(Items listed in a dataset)
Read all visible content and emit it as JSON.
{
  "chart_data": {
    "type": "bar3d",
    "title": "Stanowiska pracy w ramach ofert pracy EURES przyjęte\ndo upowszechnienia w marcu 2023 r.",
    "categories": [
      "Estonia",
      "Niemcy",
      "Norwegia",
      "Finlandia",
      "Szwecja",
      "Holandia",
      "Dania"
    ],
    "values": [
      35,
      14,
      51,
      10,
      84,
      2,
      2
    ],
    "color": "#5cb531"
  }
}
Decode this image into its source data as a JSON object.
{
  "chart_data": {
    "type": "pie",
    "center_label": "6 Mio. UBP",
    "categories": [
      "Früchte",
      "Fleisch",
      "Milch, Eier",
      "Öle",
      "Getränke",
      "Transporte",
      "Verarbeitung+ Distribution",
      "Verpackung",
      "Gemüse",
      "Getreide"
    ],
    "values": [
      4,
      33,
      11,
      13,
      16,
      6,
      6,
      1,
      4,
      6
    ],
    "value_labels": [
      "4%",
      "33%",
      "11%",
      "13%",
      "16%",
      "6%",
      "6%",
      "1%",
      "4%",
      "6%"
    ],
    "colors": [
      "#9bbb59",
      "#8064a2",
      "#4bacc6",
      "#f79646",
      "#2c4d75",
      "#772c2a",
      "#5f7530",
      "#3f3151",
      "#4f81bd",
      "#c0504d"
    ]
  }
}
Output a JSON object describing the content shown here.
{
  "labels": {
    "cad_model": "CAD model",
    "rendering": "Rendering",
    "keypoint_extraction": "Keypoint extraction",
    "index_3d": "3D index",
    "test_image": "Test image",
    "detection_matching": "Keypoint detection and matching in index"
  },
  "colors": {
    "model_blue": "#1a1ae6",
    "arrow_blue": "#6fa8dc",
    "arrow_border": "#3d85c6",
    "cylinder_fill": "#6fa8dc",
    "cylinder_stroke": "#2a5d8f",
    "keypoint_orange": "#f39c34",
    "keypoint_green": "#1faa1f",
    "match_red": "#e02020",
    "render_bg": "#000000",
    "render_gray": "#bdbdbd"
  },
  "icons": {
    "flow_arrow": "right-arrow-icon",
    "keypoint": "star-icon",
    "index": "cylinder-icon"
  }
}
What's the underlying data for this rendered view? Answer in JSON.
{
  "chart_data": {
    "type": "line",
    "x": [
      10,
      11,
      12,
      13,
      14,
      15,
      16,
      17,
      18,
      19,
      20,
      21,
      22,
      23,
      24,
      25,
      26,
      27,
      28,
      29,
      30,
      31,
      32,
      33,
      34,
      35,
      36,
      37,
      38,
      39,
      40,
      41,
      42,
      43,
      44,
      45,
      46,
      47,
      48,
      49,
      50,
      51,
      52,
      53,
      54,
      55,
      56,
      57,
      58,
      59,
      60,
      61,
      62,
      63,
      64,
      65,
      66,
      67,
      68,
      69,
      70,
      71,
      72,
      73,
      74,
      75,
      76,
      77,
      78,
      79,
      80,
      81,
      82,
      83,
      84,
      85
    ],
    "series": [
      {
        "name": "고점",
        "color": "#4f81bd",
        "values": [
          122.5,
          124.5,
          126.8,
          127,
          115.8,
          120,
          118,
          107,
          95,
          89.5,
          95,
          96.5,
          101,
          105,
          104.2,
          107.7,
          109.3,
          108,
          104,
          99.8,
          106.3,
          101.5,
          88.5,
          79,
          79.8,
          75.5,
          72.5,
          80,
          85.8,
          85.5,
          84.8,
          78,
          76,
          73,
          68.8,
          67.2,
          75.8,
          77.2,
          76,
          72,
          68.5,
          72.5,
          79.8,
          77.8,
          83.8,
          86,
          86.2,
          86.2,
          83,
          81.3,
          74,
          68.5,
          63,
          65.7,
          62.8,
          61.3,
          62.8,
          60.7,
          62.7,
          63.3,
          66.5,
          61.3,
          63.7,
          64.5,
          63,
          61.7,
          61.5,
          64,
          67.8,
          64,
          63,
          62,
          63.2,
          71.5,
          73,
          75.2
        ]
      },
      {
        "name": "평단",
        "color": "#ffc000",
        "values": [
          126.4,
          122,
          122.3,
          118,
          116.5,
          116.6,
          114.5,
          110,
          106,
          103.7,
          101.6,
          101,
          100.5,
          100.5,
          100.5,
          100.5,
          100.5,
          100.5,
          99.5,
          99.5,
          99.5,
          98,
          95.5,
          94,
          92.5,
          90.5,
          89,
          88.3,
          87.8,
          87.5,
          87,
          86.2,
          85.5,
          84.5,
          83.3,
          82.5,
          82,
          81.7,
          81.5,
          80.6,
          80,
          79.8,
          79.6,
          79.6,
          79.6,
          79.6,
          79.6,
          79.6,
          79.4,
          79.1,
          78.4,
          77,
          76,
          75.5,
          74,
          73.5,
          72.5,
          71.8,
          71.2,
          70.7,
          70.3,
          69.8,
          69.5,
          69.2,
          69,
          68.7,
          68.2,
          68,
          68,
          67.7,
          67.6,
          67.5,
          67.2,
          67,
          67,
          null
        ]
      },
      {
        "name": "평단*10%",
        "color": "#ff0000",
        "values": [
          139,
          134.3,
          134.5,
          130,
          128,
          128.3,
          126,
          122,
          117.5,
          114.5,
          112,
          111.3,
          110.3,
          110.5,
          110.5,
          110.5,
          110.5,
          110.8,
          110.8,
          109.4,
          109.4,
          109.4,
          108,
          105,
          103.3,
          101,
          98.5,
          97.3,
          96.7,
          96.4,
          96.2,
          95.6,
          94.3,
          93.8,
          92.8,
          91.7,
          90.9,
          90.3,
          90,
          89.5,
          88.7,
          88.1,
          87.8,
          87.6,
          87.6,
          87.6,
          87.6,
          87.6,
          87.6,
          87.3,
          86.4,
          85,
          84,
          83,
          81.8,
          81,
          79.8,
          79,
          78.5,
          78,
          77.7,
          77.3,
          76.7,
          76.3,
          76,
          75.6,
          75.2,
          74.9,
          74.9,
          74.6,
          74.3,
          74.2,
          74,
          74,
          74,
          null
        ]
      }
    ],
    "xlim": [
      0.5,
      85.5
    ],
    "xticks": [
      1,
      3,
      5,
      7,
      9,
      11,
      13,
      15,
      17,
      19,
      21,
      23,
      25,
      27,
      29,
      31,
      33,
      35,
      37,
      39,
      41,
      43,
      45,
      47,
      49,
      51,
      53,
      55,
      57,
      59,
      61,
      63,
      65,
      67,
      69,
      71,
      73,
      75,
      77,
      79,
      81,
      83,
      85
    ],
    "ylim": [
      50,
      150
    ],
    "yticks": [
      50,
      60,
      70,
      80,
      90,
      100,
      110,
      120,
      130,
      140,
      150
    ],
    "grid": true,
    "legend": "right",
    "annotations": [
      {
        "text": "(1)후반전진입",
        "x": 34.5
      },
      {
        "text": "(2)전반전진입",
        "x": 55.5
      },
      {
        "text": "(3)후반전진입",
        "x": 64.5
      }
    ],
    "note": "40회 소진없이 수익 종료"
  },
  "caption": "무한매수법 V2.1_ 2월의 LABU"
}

◆ **Stated exercise**:
Copy out the data shown above without altering anything.

◆ **Exercise result**:
Read all visible content and emit it as JSON.
{
  "chart_data": {
    "type": "bar3d",
    "title": "Stanowiska pracy w ramach ofert pracy EURES przyjęte\ndo upowszechnienia w marcu 2023 r.",
    "categories": [
      "Estonia",
      "Niemcy",
      "Norwegia",
      "Finlandia",
      "Szwecja",
      "Holandia",
      "Dania"
    ],
    "values": [
      35,
      14,
      51,
      10,
      84,
      2,
      2
    ],
    "color": "#5cb531"
  }
}
Decode this image into its source data as a JSON object.
{
  "chart_data": {
    "type": "pie",
    "center_label": "6 Mio. UBP",
    "categories": [
      "Früchte",
      "Fleisch",
      "Milch, Eier",
      "Öle",
      "Getränke",
      "Transporte",
      "Verarbeitung+ Distribution",
      "Verpackung",
      "Gemüse",
      "Getreide"
    ],
    "values": [
      4,
      33,
      11,
      13,
      16,
      6,
      6,
      1,
      4,
      6
    ],
    "value_labels": [
      "4%",
      "33%",
      "11%",
      "13%",
      "16%",
      "6%",
      "6%",
      "1%",
      "4%",
      "6%"
    ],
    "colors": [
      "#9bbb59",
      "#8064a2",
      "#4bacc6",
      "#f79646",
      "#2c4d75",
      "#772c2a",
      "#5f7530",
      "#3f3151",
      "#4f81bd",
      "#c0504d"
    ]
  }
}
Output a JSON object describing the content shown here.
{
  "labels": {
    "cad_model": "CAD model",
    "rendering": "Rendering",
    "keypoint_extraction": "Keypoint extraction",
    "index_3d": "3D index",
    "test_image": "Test image",
    "detection_matching": "Keypoint detection and matching in index"
  },
  "colors": {
    "model_blue": "#1a1ae6",
    "arrow_blue": "#6fa8dc",
    "arrow_border": "#3d85c6",
    "cylinder_fill": "#6fa8dc",
    "cylinder_stroke": "#2a5d8f",
    "keypoint_orange": "#f39c34",
    "keypoint_green": "#1faa1f",
    "match_red": "#e02020",
    "render_bg": "#000000",
    "render_gray": "#bdbdbd"
  },
  "icons": {
    "flow_arrow": "right-arrow-icon",
    "keypoint": "star-icon",
    "index": "cylinder-icon"
  }
}
What's the underlying data for this rendered view? Answer in JSON.
{
  "chart_data": {
    "type": "line",
    "x": [
      10,
      11,
      12,
      13,
      14,
      15,
      16,
      17,
      18,
      19,
      20,
      21,
      22,
      23,
      24,
      25,
      26,
      27,
      28,
      29,
      30,
      31,
      32,
      33,
      34,
      35,
      36,
      37,
      38,
      39,
      40,
      41,
      42,
      43,
      44,
      45,
      46,
      47,
      48,
      49,
      50,
      51,
      52,
      53,
      54,
      55,
      56,
      57,
      58,
      59,
      60,
      61,
      62,
      63,
      64,
      65,
      66,
      67,
      68,
      69,
      70,
      71,
      72,
      73,
      74,
      75,
      76,
      77,
      78,
      79,
      80,
      81,
      82,
      83,
      84,
      85
    ],
    "series": [
      {
        "name": "고점",
        "color": "#4f81bd",
        "values": [
          122.5,
          124.5,
          126.8,
          127,
          115.8,
          120,
          118,
          107,
          95,
          89.5,
          95,
          96.5,
          101,
          105,
          104.2,
          107.7,
          109.3,
          108,
          104,
          99.8,
          106.3,
          101.5,
          88.5,
          79,
          79.8,
          75.5,
          72.5,
          80,
          85.8,
          85.5,
          84.8,
          78,
          76,
          73,
          68.8,
          67.2,
          75.8,
          77.2,
          76,
          72,
          68.5,
          72.5,
          79.8,
          77.8,
          83.8,
          86,
          86.2,
          86.2,
          83,
          81.3,
          74,
          68.5,
          63,
          65.7,
          62.8,
          61.3,
          62.8,
          60.7,
          62.7,
          63.3,
          66.5,
          61.3,
          63.7,
          64.5,
          63,
          61.7,
          61.5,
          64,
          67.8,
          64,
          63,
          62,
          63.2,
          71.5,
          73,
          75.2
        ]
      },
      {
        "name": "평단",
        "color": "#ffc000",
        "values": [
          126.4,
          122,
          122.3,
          118,
          116.5,
          116.6,
          114.5,
          110,
          106,
          103.7,
          101.6,
          101,
          100.5,
          100.5,
          100.5,
          100.5,
          100.5,
          100.5,
          99.5,
          99.5,
          99.5,
          98,
          95.5,
          94,
          92.5,
          90.5,
          89,
          88.3,
          87.8,
          87.5,
          87,
          86.2,
          85.5,
          84.5,
          83.3,
          82.5,
          82,
          81.7,
          81.5,
          80.6,
          80,
          79.8,
          79.6,
          79.6,
          79.6,
          79.6,
          79.6,
          79.6,
          79.4,
          79.1,
          78.4,
          77,
          76,
          75.5,
          74,
          73.5,
          72.5,
          71.8,
          71.2,
          70.7,
          70.3,
          69.8,
          69.5,
          69.2,
          69,
          68.7,
          68.2,
          68,
          68,
          67.7,
          67.6,
          67.5,
          67.2,
          67,
          67,
          null
        ]
      },
      {
        "name": "평단*10%",
        "color": "#ff0000",
        "values": [
          139,
          134.3,
          134.5,
          130,
          128,
          128.3,
          126,
          122,
          117.5,
          114.5,
          112,
          111.3,
          110.3,
          110.5,
          110.5,
          110.5,
          110.5,
          110.8,
          110.8,
          109.4,
          109.4,
          109.4,
          108,
          105,
          103.3,
          101,
          98.5,
          97.3,
          96.7,
          96.4,
          96.2,
          95.6,
          94.3,
          93.8,
          92.8,
          91.7,
          90.9,
          90.3,
          90,
          89.5,
          88.7,
          88.1,
          87.8,
          87.6,
          87.6,
          87.6,
          87.6,
          87.6,
          87.6,
          87.3,
          86.4,
          85,
          84,
          83,
          81.8,
          81,
          79.8,
          79,
          78.5,
          78,
          77.7,
          77.3,
          76.7,
          76.3,
          76,
          75.6,
          75.2,
          74.9,
          74.9,
          74.6,
          74.3,
          74.2,
          74,
          74,
          74,
          null
        ]
      }
    ],
    "xlim": [
      0.5,
      85.5
    ],
    "xticks": [
      1,
      3,
      5,
      7,
      9,
      11,
      13,
      15,
      17,
      19,
      21,
      23,
      25,
      27,
      29,
      31,
      33,
      35,
      37,
      39,
      41,
      43,
      45,
      47,
      49,
      51,
      53,
      55,
      57,
      59,
      61,
      63,
      65,
      67,
      69,
      71,
      73,
      75,
      77,
      79,
      81,
      83,
      85
    ],
    "ylim": [
      50,
      150
    ],
    "yticks": [
      50,
      60,
      70,
      80,
      90,
      100,
      110,
      120,
      130,
      140,
      150
    ],
    "grid": true,
    "legend": "right",
    "annotations": [
      {
        "text": "(1)후반전진입",
        "x": 34.5
      },
      {
        "text": "(2)전반전진입",
        "x": 55.5
      },
      {
        "text": "(3)후반전진입",
        "x": 64.5
      }
    ],
    "note": "40회 소진없이 수익 종료"
  },
  "caption": "무한매수법 V2.1_ 2월의 LABU"
}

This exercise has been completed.